* _Goal_
Repeat the entire listing exactly.

— start Data —

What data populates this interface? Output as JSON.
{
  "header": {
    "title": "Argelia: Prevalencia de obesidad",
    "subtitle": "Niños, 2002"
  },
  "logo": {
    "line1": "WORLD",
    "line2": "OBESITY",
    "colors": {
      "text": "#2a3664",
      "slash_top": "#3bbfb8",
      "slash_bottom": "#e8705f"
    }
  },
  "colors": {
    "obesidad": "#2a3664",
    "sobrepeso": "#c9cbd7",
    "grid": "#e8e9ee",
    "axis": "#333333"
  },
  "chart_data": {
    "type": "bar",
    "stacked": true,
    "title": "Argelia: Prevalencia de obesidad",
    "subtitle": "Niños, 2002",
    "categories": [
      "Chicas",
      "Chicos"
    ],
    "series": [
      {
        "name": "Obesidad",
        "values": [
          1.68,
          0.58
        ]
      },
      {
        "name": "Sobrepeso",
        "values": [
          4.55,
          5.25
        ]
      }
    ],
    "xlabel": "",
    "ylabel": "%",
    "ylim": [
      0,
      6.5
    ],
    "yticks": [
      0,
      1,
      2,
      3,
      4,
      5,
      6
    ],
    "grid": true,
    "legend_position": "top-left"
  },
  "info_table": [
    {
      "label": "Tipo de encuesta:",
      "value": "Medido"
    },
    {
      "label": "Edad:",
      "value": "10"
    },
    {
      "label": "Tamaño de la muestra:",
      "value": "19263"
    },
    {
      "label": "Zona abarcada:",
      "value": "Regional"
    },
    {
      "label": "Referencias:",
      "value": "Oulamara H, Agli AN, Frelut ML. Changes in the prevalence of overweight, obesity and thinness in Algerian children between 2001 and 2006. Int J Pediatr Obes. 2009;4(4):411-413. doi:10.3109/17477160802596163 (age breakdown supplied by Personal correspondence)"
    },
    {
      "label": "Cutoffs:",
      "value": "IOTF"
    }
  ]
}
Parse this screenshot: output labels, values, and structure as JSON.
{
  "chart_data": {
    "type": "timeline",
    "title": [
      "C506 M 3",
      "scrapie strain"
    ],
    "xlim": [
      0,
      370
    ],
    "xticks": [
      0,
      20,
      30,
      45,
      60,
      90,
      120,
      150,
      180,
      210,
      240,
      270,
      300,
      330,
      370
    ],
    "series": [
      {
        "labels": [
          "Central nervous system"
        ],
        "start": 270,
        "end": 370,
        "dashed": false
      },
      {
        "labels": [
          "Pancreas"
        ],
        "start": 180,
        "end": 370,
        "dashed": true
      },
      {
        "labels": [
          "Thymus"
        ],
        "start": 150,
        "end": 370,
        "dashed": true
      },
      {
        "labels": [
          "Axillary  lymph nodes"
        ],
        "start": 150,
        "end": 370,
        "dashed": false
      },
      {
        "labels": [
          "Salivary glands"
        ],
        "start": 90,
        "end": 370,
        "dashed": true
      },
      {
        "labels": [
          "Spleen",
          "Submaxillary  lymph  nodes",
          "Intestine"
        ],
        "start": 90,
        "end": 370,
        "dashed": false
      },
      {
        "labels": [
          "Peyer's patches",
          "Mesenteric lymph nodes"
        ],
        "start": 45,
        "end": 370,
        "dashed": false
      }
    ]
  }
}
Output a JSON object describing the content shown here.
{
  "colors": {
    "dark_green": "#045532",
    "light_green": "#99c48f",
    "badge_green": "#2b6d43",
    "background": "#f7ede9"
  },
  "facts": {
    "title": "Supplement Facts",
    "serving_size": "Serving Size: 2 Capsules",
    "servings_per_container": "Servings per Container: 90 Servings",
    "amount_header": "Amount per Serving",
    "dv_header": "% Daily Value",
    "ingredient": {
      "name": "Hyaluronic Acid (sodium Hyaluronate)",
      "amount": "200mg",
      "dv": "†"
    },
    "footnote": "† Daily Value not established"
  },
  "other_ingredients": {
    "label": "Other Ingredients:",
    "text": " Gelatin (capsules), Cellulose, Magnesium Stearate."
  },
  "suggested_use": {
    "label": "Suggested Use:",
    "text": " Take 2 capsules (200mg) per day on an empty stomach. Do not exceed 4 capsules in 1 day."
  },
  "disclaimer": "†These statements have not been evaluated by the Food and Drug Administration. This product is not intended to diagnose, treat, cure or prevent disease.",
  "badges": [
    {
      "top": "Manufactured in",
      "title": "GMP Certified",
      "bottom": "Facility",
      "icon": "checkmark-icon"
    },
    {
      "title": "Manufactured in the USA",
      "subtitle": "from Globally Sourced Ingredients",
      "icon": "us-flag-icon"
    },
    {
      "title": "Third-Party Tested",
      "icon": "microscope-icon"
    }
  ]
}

— end Data —

* _The result_
What data populates this interface? Output as JSON.
{
  "header": {
    "title": "Argelia: Prevalencia de obesidad",
    "subtitle": "Niños, 2002"
  },
  "logo": {
    "line1": "WORLD",
    "line2": "OBESITY",
    "colors": {
      "text": "#2a3664",
      "slash_top": "#3bbfb8",
      "slash_bottom": "#e8705f"
    }
  },
  "colors": {
    "obesidad": "#2a3664",
    "sobrepeso": "#c9cbd7",
    "grid": "#e8e9ee",
    "axis": "#333333"
  },
  "chart_data": {
    "type": "bar",
    "stacked": true,
    "title": "Argelia: Prevalencia de obesidad",
    "subtitle": "Niños, 2002",
    "categories": [
      "Chicas",
      "Chicos"
    ],
    "series": [
      {
        "name": "Obesidad",
        "values": [
          1.68,
          0.58
        ]
      },
      {
        "name": "Sobrepeso",
        "values": [
          4.55,
          5.25
        ]
      }
    ],
    "xlabel": "",
    "ylabel": "%",
    "ylim": [
      0,
      6.5
    ],
    "yticks": [
      0,
      1,
      2,
      3,
      4,
      5,
      6
    ],
    "grid": true,
    "legend_position": "top-left"
  },
  "info_table": [
    {
      "label": "Tipo de encuesta:",
      "value": "Medido"
    },
    {
      "label": "Edad:",
      "value": "10"
    },
    {
      "label": "Tamaño de la muestra:",
      "value": "19263"
    },
    {
      "label": "Zona abarcada:",
      "value": "Regional"
    },
    {
      "label": "Referencias:",
      "value": "Oulamara H, Agli AN, Frelut ML. Changes in the prevalence of overweight, obesity and thinness in Algerian children between 2001 and 2006. Int J Pediatr Obes. 2009;4(4):411-413. doi:10.3109/17477160802596163 (age breakdown supplied by Personal correspondence)"
    },
    {
      "label": "Cutoffs:",
      "value": "IOTF"
    }
  ]
}
Parse this screenshot: output labels, values, and structure as JSON.
{
  "chart_data": {
    "type": "timeline",
    "title": [
      "C506 M 3",
      "scrapie strain"
    ],
    "xlim": [
      0,
      370
    ],
    "xticks": [
      0,
      20,
      30,
      45,
      60,
      90,
      120,
      150,
      180,
      210,
      240,
      270,
      300,
      330,
      370
    ],
    "series": [
      {
        "labels": [
          "Central nervous system"
        ],
        "start": 270,
        "end": 370,
        "dashed": false
      },
      {
        "labels": [
          "Pancreas"
        ],
        "start": 180,
        "end": 370,
        "dashed": true
      },
      {
        "labels": [
          "Thymus"
        ],
        "start": 150,
        "end": 370,
        "dashed": true
      },
      {
        "labels": [
          "Axillary  lymph nodes"
        ],
        "start": 150,
        "end": 370,
        "dashed": false
      },
      {
        "labels": [
          "Salivary glands"
        ],
        "start": 90,
        "end": 370,
        "dashed": true
      },
      {
        "labels": [
          "Spleen",
          "Submaxillary  lymph  nodes",
          "Intestine"
        ],
        "start": 90,
        "end": 370,
        "dashed": false
      },
      {
        "labels": [
          "Peyer's patches",
          "Mesenteric lymph nodes"
        ],
        "start": 45,
        "end": 370,
        "dashed": false
      }
    ]
  }
}
Output a JSON object describing the content shown here.
{
  "colors": {
    "dark_green": "#045532",
    "light_green": "#99c48f",
    "badge_green": "#2b6d43",
    "background": "#f7ede9"
  },
  "facts": {
    "title": "Supplement Facts",
    "serving_size": "Serving Size: 2 Capsules",
    "servings_per_container": "Servings per Container: 90 Servings",
    "amount_header": "Amount per Serving",
    "dv_header": "% Daily Value",
    "ingredient": {
      "name": "Hyaluronic Acid (sodium Hyaluronate)",
      "amount": "200mg",
      "dv": "†"
    },
    "footnote": "† Daily Value not established"
  },
  "other_ingredients": {
    "label": "Other Ingredients:",
    "text": " Gelatin (capsules), Cellulose, Magnesium Stearate."
  },
  "suggested_use": {
    "label": "Suggested Use:",
    "text": " Take 2 capsules (200mg) per day on an empty stomach. Do not exceed 4 capsules in 1 day."
  },
  "disclaimer": "†These statements have not been evaluated by the Food and Drug Administration. This product is not intended to diagnose, treat, cure or prevent disease.",
  "badges": [
    {
      "top": "Manufactured in",
      "title": "GMP Certified",
      "bottom": "Facility",
      "icon": "checkmark-icon"
    },
    {
      "title": "Manufactured in the USA",
      "subtitle": "from Globally Sourced Ingredients",
      "icon": "us-flag-icon"
    },
    {
      "title": "Third-Party Tested",
      "icon": "microscope-icon"
    }
  ]
}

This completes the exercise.